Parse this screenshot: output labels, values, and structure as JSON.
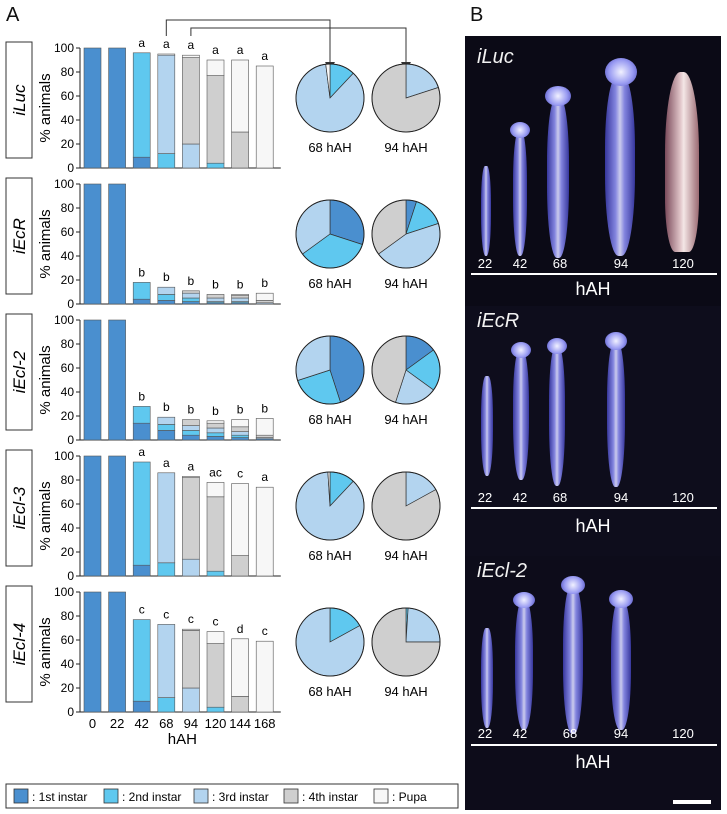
{
  "panel_a_label": "A",
  "panel_b_label": "B",
  "ylabel": "% animals",
  "xlabel": "hAH",
  "x_ticks": [
    "0",
    "22",
    "42",
    "68",
    "94",
    "120",
    "144",
    "168"
  ],
  "y_ticks": [
    "0",
    "20",
    "40",
    "60",
    "80",
    "100"
  ],
  "pie_labels": [
    "68 hAH",
    "94 hAH"
  ],
  "colors": {
    "1st": "#4a8fcf",
    "2nd": "#5fc8ef",
    "3rd": "#b3d4ef",
    "4th": "#cfcfcf",
    "Pupa": "#f7f7f7"
  },
  "legend": [
    {
      "key": "1st",
      "label": ": 1st instar"
    },
    {
      "key": "2nd",
      "label": ": 2nd instar"
    },
    {
      "key": "3rd",
      "label": ": 3rd instar"
    },
    {
      "key": "4th",
      "label": ": 4th instar"
    },
    {
      "key": "Pupa",
      "label": ": Pupa"
    }
  ],
  "chart_data": [
    {
      "type": "bar",
      "stacked": true,
      "row_label": "iLuc",
      "categories": [
        "0",
        "22",
        "42",
        "68",
        "94",
        "120",
        "144",
        "168"
      ],
      "ylim": [
        0,
        100
      ],
      "series": [
        {
          "name": "1st instar",
          "values": [
            100,
            100,
            9,
            0,
            0,
            0,
            0,
            0
          ]
        },
        {
          "name": "2nd instar",
          "values": [
            0,
            0,
            87,
            12,
            0,
            4,
            0,
            0
          ]
        },
        {
          "name": "3rd instar",
          "values": [
            0,
            0,
            0,
            82,
            20,
            0,
            0,
            0
          ]
        },
        {
          "name": "4th instar",
          "values": [
            0,
            0,
            0,
            0,
            72,
            73,
            30,
            0
          ]
        },
        {
          "name": "Pupa",
          "values": [
            0,
            0,
            0,
            1,
            2,
            13,
            60,
            85
          ]
        }
      ],
      "letters": [
        "",
        "",
        "a",
        "a",
        "a",
        "a",
        "a",
        "a"
      ],
      "pies": [
        {
          "label": "68 hAH",
          "values": [
            0,
            12,
            86,
            0,
            2
          ]
        },
        {
          "label": "94 hAH",
          "values": [
            0,
            0,
            20,
            80,
            0
          ]
        }
      ]
    },
    {
      "type": "bar",
      "stacked": true,
      "row_label": "iEcR",
      "categories": [
        "0",
        "22",
        "42",
        "68",
        "94",
        "120",
        "144",
        "168"
      ],
      "ylim": [
        0,
        100
      ],
      "series": [
        {
          "name": "1st instar",
          "values": [
            100,
            100,
            4,
            3,
            2,
            1,
            1,
            0
          ]
        },
        {
          "name": "2nd instar",
          "values": [
            0,
            0,
            14,
            5,
            3,
            1,
            1,
            0
          ]
        },
        {
          "name": "3rd instar",
          "values": [
            0,
            0,
            0,
            6,
            4,
            3,
            3,
            1
          ]
        },
        {
          "name": "4th instar",
          "values": [
            0,
            0,
            0,
            0,
            2,
            3,
            2,
            2
          ]
        },
        {
          "name": "Pupa",
          "values": [
            0,
            0,
            0,
            0,
            0,
            0,
            1,
            6
          ]
        }
      ],
      "letters": [
        "",
        "",
        "b",
        "b",
        "b",
        "b",
        "b",
        "b"
      ],
      "pies": [
        {
          "label": "68 hAH",
          "values": [
            30,
            35,
            35,
            0,
            0
          ]
        },
        {
          "label": "94 hAH",
          "values": [
            5,
            15,
            45,
            35,
            0
          ]
        }
      ]
    },
    {
      "type": "bar",
      "stacked": true,
      "row_label": "iEcl-2",
      "categories": [
        "0",
        "22",
        "42",
        "68",
        "94",
        "120",
        "144",
        "168"
      ],
      "ylim": [
        0,
        100
      ],
      "series": [
        {
          "name": "1st instar",
          "values": [
            100,
            100,
            14,
            8,
            4,
            3,
            2,
            1
          ]
        },
        {
          "name": "2nd instar",
          "values": [
            0,
            0,
            14,
            5,
            4,
            3,
            2,
            0
          ]
        },
        {
          "name": "3rd instar",
          "values": [
            0,
            0,
            0,
            6,
            4,
            4,
            3,
            1
          ]
        },
        {
          "name": "4th instar",
          "values": [
            0,
            0,
            0,
            0,
            5,
            4,
            4,
            2
          ]
        },
        {
          "name": "Pupa",
          "values": [
            0,
            0,
            0,
            0,
            0,
            2,
            6,
            14
          ]
        }
      ],
      "letters": [
        "",
        "",
        "b",
        "b",
        "b",
        "b",
        "b",
        "b"
      ],
      "pies": [
        {
          "label": "68 hAH",
          "values": [
            45,
            25,
            30,
            0,
            0
          ]
        },
        {
          "label": "94 hAH",
          "values": [
            15,
            20,
            20,
            45,
            0
          ]
        }
      ]
    },
    {
      "type": "bar",
      "stacked": true,
      "row_label": "iEcl-3",
      "categories": [
        "0",
        "22",
        "42",
        "68",
        "94",
        "120",
        "144",
        "168"
      ],
      "ylim": [
        0,
        100
      ],
      "series": [
        {
          "name": "1st instar",
          "values": [
            100,
            100,
            9,
            0,
            0,
            0,
            0,
            0
          ]
        },
        {
          "name": "2nd instar",
          "values": [
            0,
            0,
            86,
            11,
            0,
            4,
            0,
            0
          ]
        },
        {
          "name": "3rd instar",
          "values": [
            0,
            0,
            0,
            75,
            14,
            0,
            0,
            0
          ]
        },
        {
          "name": "4th instar",
          "values": [
            0,
            0,
            0,
            0,
            68,
            62,
            17,
            0
          ]
        },
        {
          "name": "Pupa",
          "values": [
            0,
            0,
            0,
            0,
            1,
            12,
            60,
            74
          ]
        }
      ],
      "letters": [
        "",
        "",
        "a",
        "a",
        "a",
        "ac",
        "c",
        "a"
      ],
      "pies": [
        {
          "label": "68 hAH",
          "values": [
            0,
            12,
            87,
            0,
            1
          ]
        },
        {
          "label": "94 hAH",
          "values": [
            0,
            0,
            17,
            83,
            0
          ]
        }
      ]
    },
    {
      "type": "bar",
      "stacked": true,
      "row_label": "iEcl-4",
      "categories": [
        "0",
        "22",
        "42",
        "68",
        "94",
        "120",
        "144",
        "168"
      ],
      "ylim": [
        0,
        100
      ],
      "series": [
        {
          "name": "1st instar",
          "values": [
            100,
            100,
            9,
            0,
            0,
            0,
            0,
            0
          ]
        },
        {
          "name": "2nd instar",
          "values": [
            0,
            0,
            68,
            12,
            0,
            4,
            0,
            0
          ]
        },
        {
          "name": "3rd instar",
          "values": [
            0,
            0,
            0,
            61,
            20,
            0,
            0,
            0
          ]
        },
        {
          "name": "4th instar",
          "values": [
            0,
            0,
            0,
            0,
            48,
            53,
            13,
            0
          ]
        },
        {
          "name": "Pupa",
          "values": [
            0,
            0,
            0,
            0,
            1,
            10,
            48,
            59
          ]
        }
      ],
      "letters": [
        "",
        "",
        "c",
        "c",
        "c",
        "c",
        "d",
        "c"
      ],
      "pies": [
        {
          "label": "68 hAH",
          "values": [
            0,
            17,
            83,
            0,
            0
          ]
        },
        {
          "label": "94 hAH",
          "values": [
            0,
            1,
            24,
            75,
            0
          ]
        }
      ]
    }
  ],
  "photos": [
    {
      "label": "iLuc",
      "ticks": [
        "22",
        "42",
        "68",
        "94",
        "120"
      ],
      "hah": "hAH"
    },
    {
      "label": "iEcR",
      "ticks": [
        "22",
        "42",
        "68",
        "94",
        "120"
      ],
      "hah": "hAH"
    },
    {
      "label": "iEcl-2",
      "ticks": [
        "22",
        "42",
        "68",
        "94",
        "120"
      ],
      "hah": "hAH"
    }
  ]
}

# # # #

- [Brief] Transcribe each entry precisely as given, leaving the pictures out.

- [Solution below]
Parse this screenshot: output labels, values, and structure as JSON.
{
  "panel_a_label": "A",
  "panel_b_label": "B",
  "ylabel": "% animals",
  "xlabel": "hAH",
  "x_ticks": [
    "0",
    "22",
    "42",
    "68",
    "94",
    "120",
    "144",
    "168"
  ],
  "y_ticks": [
    "0",
    "20",
    "40",
    "60",
    "80",
    "100"
  ],
  "pie_labels": [
    "68 hAH",
    "94 hAH"
  ],
  "colors": {
    "1st": "#4a8fcf",
    "2nd": "#5fc8ef",
    "3rd": "#b3d4ef",
    "4th": "#cfcfcf",
    "Pupa": "#f7f7f7"
  },
  "legend": [
    {
      "key": "1st",
      "label": ": 1st instar"
    },
    {
      "key": "2nd",
      "label": ": 2nd instar"
    },
    {
      "key": "3rd",
      "label": ": 3rd instar"
    },
    {
      "key": "4th",
      "label": ": 4th instar"
    },
    {
      "key": "Pupa",
      "label": ": Pupa"
    }
  ],
  "chart_data": [
    {
      "type": "bar",
      "stacked": true,
      "row_label": "iLuc",
      "categories": [
        "0",
        "22",
        "42",
        "68",
        "94",
        "120",
        "144",
        "168"
      ],
      "ylim": [
        0,
        100
      ],
      "series": [
        {
          "name": "1st instar",
          "values": [
            100,
            100,
            9,
            0,
            0,
            0,
            0,
            0
          ]
        },
        {
          "name": "2nd instar",
          "values": [
            0,
            0,
            87,
            12,
            0,
            4,
            0,
            0
          ]
        },
        {
          "name": "3rd instar",
          "values": [
            0,
            0,
            0,
            82,
            20,
            0,
            0,
            0
          ]
        },
        {
          "name": "4th instar",
          "values": [
            0,
            0,
            0,
            0,
            72,
            73,
            30,
            0
          ]
        },
        {
          "name": "Pupa",
          "values": [
            0,
            0,
            0,
            1,
            2,
            13,
            60,
            85
          ]
        }
      ],
      "letters": [
        "",
        "",
        "a",
        "a",
        "a",
        "a",
        "a",
        "a"
      ],
      "pies": [
        {
          "label": "68 hAH",
          "values": [
            0,
            12,
            86,
            0,
            2
          ]
        },
        {
          "label": "94 hAH",
          "values": [
            0,
            0,
            20,
            80,
            0
          ]
        }
      ]
    },
    {
      "type": "bar",
      "stacked": true,
      "row_label": "iEcR",
      "categories": [
        "0",
        "22",
        "42",
        "68",
        "94",
        "120",
        "144",
        "168"
      ],
      "ylim": [
        0,
        100
      ],
      "series": [
        {
          "name": "1st instar",
          "values": [
            100,
            100,
            4,
            3,
            2,
            1,
            1,
            0
          ]
        },
        {
          "name": "2nd instar",
          "values": [
            0,
            0,
            14,
            5,
            3,
            1,
            1,
            0
          ]
        },
        {
          "name": "3rd instar",
          "values": [
            0,
            0,
            0,
            6,
            4,
            3,
            3,
            1
          ]
        },
        {
          "name": "4th instar",
          "values": [
            0,
            0,
            0,
            0,
            2,
            3,
            2,
            2
          ]
        },
        {
          "name": "Pupa",
          "values": [
            0,
            0,
            0,
            0,
            0,
            0,
            1,
            6
          ]
        }
      ],
      "letters": [
        "",
        "",
        "b",
        "b",
        "b",
        "b",
        "b",
        "b"
      ],
      "pies": [
        {
          "label": "68 hAH",
          "values": [
            30,
            35,
            35,
            0,
            0
          ]
        },
        {
          "label": "94 hAH",
          "values": [
            5,
            15,
            45,
            35,
            0
          ]
        }
      ]
    },
    {
      "type": "bar",
      "stacked": true,
      "row_label": "iEcl-2",
      "categories": [
        "0",
        "22",
        "42",
        "68",
        "94",
        "120",
        "144",
        "168"
      ],
      "ylim": [
        0,
        100
      ],
      "series": [
        {
          "name": "1st instar",
          "values": [
            100,
            100,
            14,
            8,
            4,
            3,
            2,
            1
          ]
        },
        {
          "name": "2nd instar",
          "values": [
            0,
            0,
            14,
            5,
            4,
            3,
            2,
            0
          ]
        },
        {
          "name": "3rd instar",
          "values": [
            0,
            0,
            0,
            6,
            4,
            4,
            3,
            1
          ]
        },
        {
          "name": "4th instar",
          "values": [
            0,
            0,
            0,
            0,
            5,
            4,
            4,
            2
          ]
        },
        {
          "name": "Pupa",
          "values": [
            0,
            0,
            0,
            0,
            0,
            2,
            6,
            14
          ]
        }
      ],
      "letters": [
        "",
        "",
        "b",
        "b",
        "b",
        "b",
        "b",
        "b"
      ],
      "pies": [
        {
          "label": "68 hAH",
          "values": [
            45,
            25,
            30,
            0,
            0
          ]
        },
        {
          "label": "94 hAH",
          "values": [
            15,
            20,
            20,
            45,
            0
          ]
        }
      ]
    },
    {
      "type": "bar",
      "stacked": true,
      "row_label": "iEcl-3",
      "categories": [
        "0",
        "22",
        "42",
        "68",
        "94",
        "120",
        "144",
        "168"
      ],
      "ylim": [
        0,
        100
      ],
      "series": [
        {
          "name": "1st instar",
          "values": [
            100,
            100,
            9,
            0,
            0,
            0,
            0,
            0
          ]
        },
        {
          "name": "2nd instar",
          "values": [
            0,
            0,
            86,
            11,
            0,
            4,
            0,
            0
          ]
        },
        {
          "name": "3rd instar",
          "values": [
            0,
            0,
            0,
            75,
            14,
            0,
            0,
            0
          ]
        },
        {
          "name": "4th instar",
          "values": [
            0,
            0,
            0,
            0,
            68,
            62,
            17,
            0
          ]
        },
        {
          "name": "Pupa",
          "values": [
            0,
            0,
            0,
            0,
            1,
            12,
            60,
            74
          ]
        }
      ],
      "letters": [
        "",
        "",
        "a",
        "a",
        "a",
        "ac",
        "c",
        "a"
      ],
      "pies": [
        {
          "label": "68 hAH",
          "values": [
            0,
            12,
            87,
            0,
            1
          ]
        },
        {
          "label": "94 hAH",
          "values": [
            0,
            0,
            17,
            83,
            0
          ]
        }
      ]
    },
    {
      "type": "bar",
      "stacked": true,
      "row_label": "iEcl-4",
      "categories": [
        "0",
        "22",
        "42",
        "68",
        "94",
        "120",
        "144",
        "168"
      ],
      "ylim": [
        0,
        100
      ],
      "series": [
        {
          "name": "1st instar",
          "values": [
            100,
            100,
            9,
            0,
            0,
            0,
            0,
            0
          ]
        },
        {
          "name": "2nd instar",
          "values": [
            0,
            0,
            68,
            12,
            0,
            4,
            0,
            0
          ]
        },
        {
          "name": "3rd instar",
          "values": [
            0,
            0,
            0,
            61,
            20,
            0,
            0,
            0
          ]
        },
        {
          "name": "4th instar",
          "values": [
            0,
            0,
            0,
            0,
            48,
            53,
            13,
            0
          ]
        },
        {
          "name": "Pupa",
          "values": [
            0,
            0,
            0,
            0,
            1,
            10,
            48,
            59
          ]
        }
      ],
      "letters": [
        "",
        "",
        "c",
        "c",
        "c",
        "c",
        "d",
        "c"
      ],
      "pies": [
        {
          "label": "68 hAH",
          "values": [
            0,
            17,
            83,
            0,
            0
          ]
        },
        {
          "label": "94 hAH",
          "values": [
            0,
            1,
            24,
            75,
            0
          ]
        }
      ]
    }
  ],
  "photos": [
    {
      "label": "iLuc",
      "ticks": [
        "22",
        "42",
        "68",
        "94",
        "120"
      ],
      "hah": "hAH"
    },
    {
      "label": "iEcR",
      "ticks": [
        "22",
        "42",
        "68",
        "94",
        "120"
      ],
      "hah": "hAH"
    },
    {
      "label": "iEcl-2",
      "ticks": [
        "22",
        "42",
        "68",
        "94",
        "120"
      ],
      "hah": "hAH"
    }
  ]
}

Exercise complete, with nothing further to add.